Figure collection entries:

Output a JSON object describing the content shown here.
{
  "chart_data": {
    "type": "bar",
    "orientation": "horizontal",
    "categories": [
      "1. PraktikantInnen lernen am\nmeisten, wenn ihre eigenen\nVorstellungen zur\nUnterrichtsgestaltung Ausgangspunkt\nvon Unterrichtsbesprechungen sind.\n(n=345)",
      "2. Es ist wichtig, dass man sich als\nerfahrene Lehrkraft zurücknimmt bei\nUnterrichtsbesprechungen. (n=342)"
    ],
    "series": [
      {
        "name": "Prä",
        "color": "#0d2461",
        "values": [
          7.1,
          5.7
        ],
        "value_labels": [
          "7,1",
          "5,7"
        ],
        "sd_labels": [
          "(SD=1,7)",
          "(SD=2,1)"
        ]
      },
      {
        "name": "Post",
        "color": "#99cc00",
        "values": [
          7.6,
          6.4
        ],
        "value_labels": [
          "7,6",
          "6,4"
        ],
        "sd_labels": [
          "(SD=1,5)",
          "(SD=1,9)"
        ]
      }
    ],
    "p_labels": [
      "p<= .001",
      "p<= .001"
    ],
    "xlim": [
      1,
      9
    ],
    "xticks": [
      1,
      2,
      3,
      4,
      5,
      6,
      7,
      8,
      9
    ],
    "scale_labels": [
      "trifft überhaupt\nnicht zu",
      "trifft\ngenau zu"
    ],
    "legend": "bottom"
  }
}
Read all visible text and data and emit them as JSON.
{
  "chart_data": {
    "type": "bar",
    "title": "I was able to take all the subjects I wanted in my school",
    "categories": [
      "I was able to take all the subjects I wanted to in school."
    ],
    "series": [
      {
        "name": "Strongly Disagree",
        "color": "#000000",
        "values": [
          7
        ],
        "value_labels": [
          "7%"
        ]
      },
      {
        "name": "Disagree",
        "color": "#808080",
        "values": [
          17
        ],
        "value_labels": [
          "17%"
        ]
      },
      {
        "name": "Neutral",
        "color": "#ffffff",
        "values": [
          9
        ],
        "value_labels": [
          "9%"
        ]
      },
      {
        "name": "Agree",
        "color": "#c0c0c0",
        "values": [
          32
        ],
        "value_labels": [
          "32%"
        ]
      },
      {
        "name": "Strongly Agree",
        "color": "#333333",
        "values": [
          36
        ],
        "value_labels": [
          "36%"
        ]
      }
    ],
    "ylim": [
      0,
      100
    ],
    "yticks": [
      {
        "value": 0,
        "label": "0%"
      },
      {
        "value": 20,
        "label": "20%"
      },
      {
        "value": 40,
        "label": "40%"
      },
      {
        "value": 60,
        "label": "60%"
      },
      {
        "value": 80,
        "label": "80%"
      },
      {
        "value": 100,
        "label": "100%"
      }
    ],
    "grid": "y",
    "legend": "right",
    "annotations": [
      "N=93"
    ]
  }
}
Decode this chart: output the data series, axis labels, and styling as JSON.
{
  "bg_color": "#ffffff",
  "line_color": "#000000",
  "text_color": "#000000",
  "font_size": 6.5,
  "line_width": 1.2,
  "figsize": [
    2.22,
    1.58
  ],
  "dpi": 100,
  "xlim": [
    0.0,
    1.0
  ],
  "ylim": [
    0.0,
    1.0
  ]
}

WHAT NEEDS TO BE DONE:
Show every line where the string "subjects" appears.

RESPONSE TO THE EXERCISE:
    "title": "I was able to take all the subjects I wanted in my school",
      "I was able to take all the subjects I wanted to in school."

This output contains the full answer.